Start of Information given

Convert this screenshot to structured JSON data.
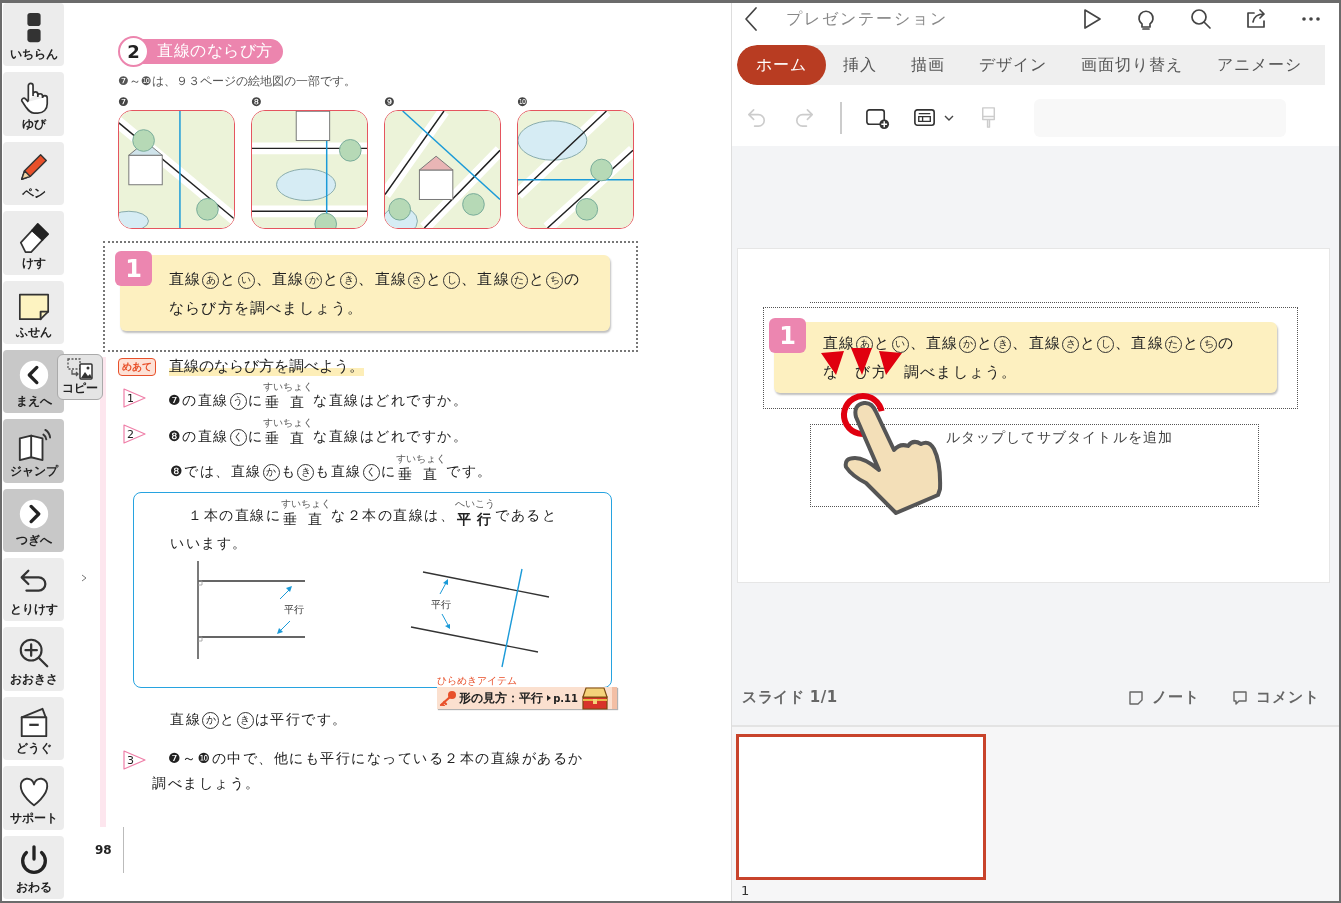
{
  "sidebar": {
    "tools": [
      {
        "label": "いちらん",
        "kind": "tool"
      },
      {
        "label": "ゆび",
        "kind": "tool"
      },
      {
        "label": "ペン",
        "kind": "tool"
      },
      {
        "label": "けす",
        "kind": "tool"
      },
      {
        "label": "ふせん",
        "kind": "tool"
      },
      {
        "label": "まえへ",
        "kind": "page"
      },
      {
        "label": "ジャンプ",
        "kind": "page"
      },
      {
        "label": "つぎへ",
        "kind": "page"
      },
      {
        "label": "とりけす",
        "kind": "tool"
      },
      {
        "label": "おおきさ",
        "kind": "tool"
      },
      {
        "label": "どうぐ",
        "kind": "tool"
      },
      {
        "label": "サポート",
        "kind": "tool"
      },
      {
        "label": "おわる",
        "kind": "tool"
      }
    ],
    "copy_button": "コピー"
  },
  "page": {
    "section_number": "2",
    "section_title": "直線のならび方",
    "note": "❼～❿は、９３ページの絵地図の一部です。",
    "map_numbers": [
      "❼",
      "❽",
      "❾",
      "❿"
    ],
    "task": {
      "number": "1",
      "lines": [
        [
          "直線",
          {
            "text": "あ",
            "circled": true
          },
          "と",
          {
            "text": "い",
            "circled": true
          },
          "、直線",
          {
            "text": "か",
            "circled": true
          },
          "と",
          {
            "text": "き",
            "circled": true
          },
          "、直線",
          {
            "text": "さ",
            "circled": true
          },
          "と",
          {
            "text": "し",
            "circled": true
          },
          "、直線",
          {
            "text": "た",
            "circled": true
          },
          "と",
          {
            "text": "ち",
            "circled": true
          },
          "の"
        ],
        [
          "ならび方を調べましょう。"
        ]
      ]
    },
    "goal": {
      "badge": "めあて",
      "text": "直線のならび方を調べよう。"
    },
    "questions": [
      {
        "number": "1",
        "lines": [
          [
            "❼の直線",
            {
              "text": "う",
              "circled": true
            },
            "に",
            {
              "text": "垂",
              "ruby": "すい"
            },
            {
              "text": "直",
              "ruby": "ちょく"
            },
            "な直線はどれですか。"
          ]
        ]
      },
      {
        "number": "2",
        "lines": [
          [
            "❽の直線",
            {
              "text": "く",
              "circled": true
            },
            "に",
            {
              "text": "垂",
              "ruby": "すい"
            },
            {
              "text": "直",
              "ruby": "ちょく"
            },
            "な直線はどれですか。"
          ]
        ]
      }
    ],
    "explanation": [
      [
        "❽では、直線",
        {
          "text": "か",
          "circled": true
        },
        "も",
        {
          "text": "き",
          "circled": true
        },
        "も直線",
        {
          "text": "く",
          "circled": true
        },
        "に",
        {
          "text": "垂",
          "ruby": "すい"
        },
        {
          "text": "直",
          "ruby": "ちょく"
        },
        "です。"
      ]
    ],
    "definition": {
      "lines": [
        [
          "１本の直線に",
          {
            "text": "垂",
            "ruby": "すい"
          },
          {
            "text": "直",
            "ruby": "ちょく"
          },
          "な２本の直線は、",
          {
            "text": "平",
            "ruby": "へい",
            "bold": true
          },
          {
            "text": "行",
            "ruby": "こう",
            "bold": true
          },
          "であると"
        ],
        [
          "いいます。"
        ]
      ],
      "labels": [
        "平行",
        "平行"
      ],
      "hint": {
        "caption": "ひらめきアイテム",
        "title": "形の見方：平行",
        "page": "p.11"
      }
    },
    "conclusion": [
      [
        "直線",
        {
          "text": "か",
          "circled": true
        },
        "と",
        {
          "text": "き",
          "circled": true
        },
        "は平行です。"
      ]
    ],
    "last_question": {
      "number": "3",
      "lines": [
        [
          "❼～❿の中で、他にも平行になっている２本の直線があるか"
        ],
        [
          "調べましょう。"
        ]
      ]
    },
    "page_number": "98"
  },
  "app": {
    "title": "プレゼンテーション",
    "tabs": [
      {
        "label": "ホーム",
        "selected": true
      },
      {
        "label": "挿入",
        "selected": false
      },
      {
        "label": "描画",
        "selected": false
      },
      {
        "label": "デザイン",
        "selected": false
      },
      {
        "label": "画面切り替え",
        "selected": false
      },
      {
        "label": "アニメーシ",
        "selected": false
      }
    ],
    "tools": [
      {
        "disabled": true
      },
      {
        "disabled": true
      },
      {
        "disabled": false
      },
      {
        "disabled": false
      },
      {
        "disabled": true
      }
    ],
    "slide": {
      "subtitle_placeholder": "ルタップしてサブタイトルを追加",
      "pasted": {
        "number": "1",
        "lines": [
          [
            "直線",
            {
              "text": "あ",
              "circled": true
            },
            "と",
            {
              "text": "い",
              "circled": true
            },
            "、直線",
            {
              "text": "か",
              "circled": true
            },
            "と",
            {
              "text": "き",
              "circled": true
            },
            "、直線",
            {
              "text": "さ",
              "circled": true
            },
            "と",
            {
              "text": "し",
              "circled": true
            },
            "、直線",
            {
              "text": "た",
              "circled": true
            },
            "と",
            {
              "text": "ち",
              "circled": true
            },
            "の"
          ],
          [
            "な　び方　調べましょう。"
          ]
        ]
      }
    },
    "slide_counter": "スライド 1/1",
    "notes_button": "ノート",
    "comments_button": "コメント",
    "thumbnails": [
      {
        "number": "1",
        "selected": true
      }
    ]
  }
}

End of Information given

**Set task:** Print all the records again exactly; do not include any picture.

**Problem solution:**
Convert this screenshot to structured JSON data.
{
  "sidebar": {
    "tools": [
      {
        "label": "いちらん",
        "kind": "tool"
      },
      {
        "label": "ゆび",
        "kind": "tool"
      },
      {
        "label": "ペン",
        "kind": "tool"
      },
      {
        "label": "けす",
        "kind": "tool"
      },
      {
        "label": "ふせん",
        "kind": "tool"
      },
      {
        "label": "まえへ",
        "kind": "page"
      },
      {
        "label": "ジャンプ",
        "kind": "page"
      },
      {
        "label": "つぎへ",
        "kind": "page"
      },
      {
        "label": "とりけす",
        "kind": "tool"
      },
      {
        "label": "おおきさ",
        "kind": "tool"
      },
      {
        "label": "どうぐ",
        "kind": "tool"
      },
      {
        "label": "サポート",
        "kind": "tool"
      },
      {
        "label": "おわる",
        "kind": "tool"
      }
    ],
    "copy_button": "コピー"
  },
  "page": {
    "section_number": "2",
    "section_title": "直線のならび方",
    "note": "❼～❿は、９３ページの絵地図の一部です。",
    "map_numbers": [
      "❼",
      "❽",
      "❾",
      "❿"
    ],
    "task": {
      "number": "1",
      "lines": [
        [
          "直線",
          {
            "text": "あ",
            "circled": true
          },
          "と",
          {
            "text": "い",
            "circled": true
          },
          "、直線",
          {
            "text": "か",
            "circled": true
          },
          "と",
          {
            "text": "き",
            "circled": true
          },
          "、直線",
          {
            "text": "さ",
            "circled": true
          },
          "と",
          {
            "text": "し",
            "circled": true
          },
          "、直線",
          {
            "text": "た",
            "circled": true
          },
          "と",
          {
            "text": "ち",
            "circled": true
          },
          "の"
        ],
        [
          "ならび方を調べましょう。"
        ]
      ]
    },
    "goal": {
      "badge": "めあて",
      "text": "直線のならび方を調べよう。"
    },
    "questions": [
      {
        "number": "1",
        "lines": [
          [
            "❼の直線",
            {
              "text": "う",
              "circled": true
            },
            "に",
            {
              "text": "垂",
              "ruby": "すい"
            },
            {
              "text": "直",
              "ruby": "ちょく"
            },
            "な直線はどれですか。"
          ]
        ]
      },
      {
        "number": "2",
        "lines": [
          [
            "❽の直線",
            {
              "text": "く",
              "circled": true
            },
            "に",
            {
              "text": "垂",
              "ruby": "すい"
            },
            {
              "text": "直",
              "ruby": "ちょく"
            },
            "な直線はどれですか。"
          ]
        ]
      }
    ],
    "explanation": [
      [
        "❽では、直線",
        {
          "text": "か",
          "circled": true
        },
        "も",
        {
          "text": "き",
          "circled": true
        },
        "も直線",
        {
          "text": "く",
          "circled": true
        },
        "に",
        {
          "text": "垂",
          "ruby": "すい"
        },
        {
          "text": "直",
          "ruby": "ちょく"
        },
        "です。"
      ]
    ],
    "definition": {
      "lines": [
        [
          "１本の直線に",
          {
            "text": "垂",
            "ruby": "すい"
          },
          {
            "text": "直",
            "ruby": "ちょく"
          },
          "な２本の直線は、",
          {
            "text": "平",
            "ruby": "へい",
            "bold": true
          },
          {
            "text": "行",
            "ruby": "こう",
            "bold": true
          },
          "であると"
        ],
        [
          "いいます。"
        ]
      ],
      "labels": [
        "平行",
        "平行"
      ],
      "hint": {
        "caption": "ひらめきアイテム",
        "title": "形の見方：平行",
        "page": "p.11"
      }
    },
    "conclusion": [
      [
        "直線",
        {
          "text": "か",
          "circled": true
        },
        "と",
        {
          "text": "き",
          "circled": true
        },
        "は平行です。"
      ]
    ],
    "last_question": {
      "number": "3",
      "lines": [
        [
          "❼～❿の中で、他にも平行になっている２本の直線があるか"
        ],
        [
          "調べましょう。"
        ]
      ]
    },
    "page_number": "98"
  },
  "app": {
    "title": "プレゼンテーション",
    "tabs": [
      {
        "label": "ホーム",
        "selected": true
      },
      {
        "label": "挿入",
        "selected": false
      },
      {
        "label": "描画",
        "selected": false
      },
      {
        "label": "デザイン",
        "selected": false
      },
      {
        "label": "画面切り替え",
        "selected": false
      },
      {
        "label": "アニメーシ",
        "selected": false
      }
    ],
    "tools": [
      {
        "disabled": true
      },
      {
        "disabled": true
      },
      {
        "disabled": false
      },
      {
        "disabled": false
      },
      {
        "disabled": true
      }
    ],
    "slide": {
      "subtitle_placeholder": "ルタップしてサブタイトルを追加",
      "pasted": {
        "number": "1",
        "lines": [
          [
            "直線",
            {
              "text": "あ",
              "circled": true
            },
            "と",
            {
              "text": "い",
              "circled": true
            },
            "、直線",
            {
              "text": "か",
              "circled": true
            },
            "と",
            {
              "text": "き",
              "circled": true
            },
            "、直線",
            {
              "text": "さ",
              "circled": true
            },
            "と",
            {
              "text": "し",
              "circled": true
            },
            "、直線",
            {
              "text": "た",
              "circled": true
            },
            "と",
            {
              "text": "ち",
              "circled": true
            },
            "の"
          ],
          [
            "な　び方　調べましょう。"
          ]
        ]
      }
    },
    "slide_counter": "スライド 1/1",
    "notes_button": "ノート",
    "comments_button": "コメント",
    "thumbnails": [
      {
        "number": "1",
        "selected": true
      }
    ]
  }
}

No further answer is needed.